Given instruction:
Render every entry exactly as it appears.

Extracted records:
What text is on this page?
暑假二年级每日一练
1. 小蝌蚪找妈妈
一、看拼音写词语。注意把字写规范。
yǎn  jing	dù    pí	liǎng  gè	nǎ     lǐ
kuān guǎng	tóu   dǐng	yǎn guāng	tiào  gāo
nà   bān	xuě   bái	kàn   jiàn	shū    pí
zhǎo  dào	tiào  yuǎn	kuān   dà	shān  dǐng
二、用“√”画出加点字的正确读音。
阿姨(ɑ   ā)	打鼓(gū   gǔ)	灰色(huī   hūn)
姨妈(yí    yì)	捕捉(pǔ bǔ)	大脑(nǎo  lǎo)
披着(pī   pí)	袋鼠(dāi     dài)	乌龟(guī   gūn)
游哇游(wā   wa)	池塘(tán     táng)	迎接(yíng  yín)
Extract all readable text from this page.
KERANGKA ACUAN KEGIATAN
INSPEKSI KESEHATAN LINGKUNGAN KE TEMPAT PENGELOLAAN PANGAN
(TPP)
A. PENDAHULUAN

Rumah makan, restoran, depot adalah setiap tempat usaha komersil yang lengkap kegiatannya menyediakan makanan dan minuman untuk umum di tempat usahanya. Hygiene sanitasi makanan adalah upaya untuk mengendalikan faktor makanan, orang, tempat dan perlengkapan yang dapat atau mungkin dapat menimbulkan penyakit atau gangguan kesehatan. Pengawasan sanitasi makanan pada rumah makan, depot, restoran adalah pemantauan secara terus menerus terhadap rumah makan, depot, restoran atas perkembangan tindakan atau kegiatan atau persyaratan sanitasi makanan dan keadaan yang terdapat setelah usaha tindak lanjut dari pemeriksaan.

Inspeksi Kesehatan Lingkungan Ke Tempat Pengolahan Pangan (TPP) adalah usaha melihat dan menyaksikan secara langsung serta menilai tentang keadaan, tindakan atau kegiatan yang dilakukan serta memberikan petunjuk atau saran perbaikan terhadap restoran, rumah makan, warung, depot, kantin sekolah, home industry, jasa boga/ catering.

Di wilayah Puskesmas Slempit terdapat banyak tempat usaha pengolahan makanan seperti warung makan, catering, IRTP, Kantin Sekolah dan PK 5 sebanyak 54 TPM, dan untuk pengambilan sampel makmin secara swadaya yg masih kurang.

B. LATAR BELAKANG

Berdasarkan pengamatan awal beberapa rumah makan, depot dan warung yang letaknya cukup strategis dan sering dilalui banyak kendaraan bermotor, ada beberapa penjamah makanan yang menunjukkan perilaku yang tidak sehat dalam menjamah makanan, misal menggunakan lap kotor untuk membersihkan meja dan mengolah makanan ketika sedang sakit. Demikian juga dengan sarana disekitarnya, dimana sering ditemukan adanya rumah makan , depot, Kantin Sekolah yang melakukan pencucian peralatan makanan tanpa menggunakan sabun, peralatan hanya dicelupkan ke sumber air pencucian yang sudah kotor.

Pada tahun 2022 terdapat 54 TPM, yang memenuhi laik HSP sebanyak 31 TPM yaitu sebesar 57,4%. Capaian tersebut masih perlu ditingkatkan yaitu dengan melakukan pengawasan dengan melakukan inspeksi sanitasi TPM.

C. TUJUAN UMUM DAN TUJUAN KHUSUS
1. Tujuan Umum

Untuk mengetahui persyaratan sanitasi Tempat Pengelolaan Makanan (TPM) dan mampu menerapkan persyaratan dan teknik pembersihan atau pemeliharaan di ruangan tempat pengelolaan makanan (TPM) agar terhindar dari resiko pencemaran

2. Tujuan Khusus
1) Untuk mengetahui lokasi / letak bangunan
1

Result of the exercise:
What text is on this page?
暑假二年级每日一练
1. 小蝌蚪找妈妈
一、看拼音写词语。注意把字写规范。
yǎn  jing	dù    pí	liǎng  gè	nǎ     lǐ
kuān guǎng	tóu   dǐng	yǎn guāng	tiào  gāo
nà   bān	xuě   bái	kàn   jiàn	shū    pí
zhǎo  dào	tiào  yuǎn	kuān   dà	shān  dǐng
二、用“√”画出加点字的正确读音。
阿姨(ɑ   ā)	打鼓(gū   gǔ)	灰色(huī   hūn)
姨妈(yí    yì)	捕捉(pǔ bǔ)	大脑(nǎo  lǎo)
披着(pī   pí)	袋鼠(dāi     dài)	乌龟(guī   gūn)
游哇游(wā   wa)	池塘(tán     táng)	迎接(yíng  yín)
Extract all readable text from this page.
KERANGKA ACUAN KEGIATAN
INSPEKSI KESEHATAN LINGKUNGAN KE TEMPAT PENGELOLAAN PANGAN
(TPP)
A. PENDAHULUAN

Rumah makan, restoran, depot adalah setiap tempat usaha komersil yang lengkap kegiatannya menyediakan makanan dan minuman untuk umum di tempat usahanya. Hygiene sanitasi makanan adalah upaya untuk mengendalikan faktor makanan, orang, tempat dan perlengkapan yang dapat atau mungkin dapat menimbulkan penyakit atau gangguan kesehatan. Pengawasan sanitasi makanan pada rumah makan, depot, restoran adalah pemantauan secara terus menerus terhadap rumah makan, depot, restoran atas perkembangan tindakan atau kegiatan atau persyaratan sanitasi makanan dan keadaan yang terdapat setelah usaha tindak lanjut dari pemeriksaan.

Inspeksi Kesehatan Lingkungan Ke Tempat Pengolahan Pangan (TPP) adalah usaha melihat dan menyaksikan secara langsung serta menilai tentang keadaan, tindakan atau kegiatan yang dilakukan serta memberikan petunjuk atau saran perbaikan terhadap restoran, rumah makan, warung, depot, kantin sekolah, home industry, jasa boga/ catering.

Di wilayah Puskesmas Slempit terdapat banyak tempat usaha pengolahan makanan seperti warung makan, catering, IRTP, Kantin Sekolah dan PK 5 sebanyak 54 TPM, dan untuk pengambilan sampel makmin secara swadaya yg masih kurang.

B. LATAR BELAKANG

Berdasarkan pengamatan awal beberapa rumah makan, depot dan warung yang letaknya cukup strategis dan sering dilalui banyak kendaraan bermotor, ada beberapa penjamah makanan yang menunjukkan perilaku yang tidak sehat dalam menjamah makanan, misal menggunakan lap kotor untuk membersihkan meja dan mengolah makanan ketika sedang sakit. Demikian juga dengan sarana disekitarnya, dimana sering ditemukan adanya rumah makan , depot, Kantin Sekolah yang melakukan pencucian peralatan makanan tanpa menggunakan sabun, peralatan hanya dicelupkan ke sumber air pencucian yang sudah kotor.

Pada tahun 2022 terdapat 54 TPM, yang memenuhi laik HSP sebanyak 31 TPM yaitu sebesar 57,4%. Capaian tersebut masih perlu ditingkatkan yaitu dengan melakukan pengawasan dengan melakukan inspeksi sanitasi TPM.

C. TUJUAN UMUM DAN TUJUAN KHUSUS
1. Tujuan Umum

Untuk mengetahui persyaratan sanitasi Tempat Pengelolaan Makanan (TPM) dan mampu menerapkan persyaratan dan teknik pembersihan atau pemeliharaan di ruangan tempat pengelolaan makanan (TPM) agar terhindar dari resiko pencemaran

2. Tujuan Khusus
1) Untuk mengetahui lokasi / letak bangunan
1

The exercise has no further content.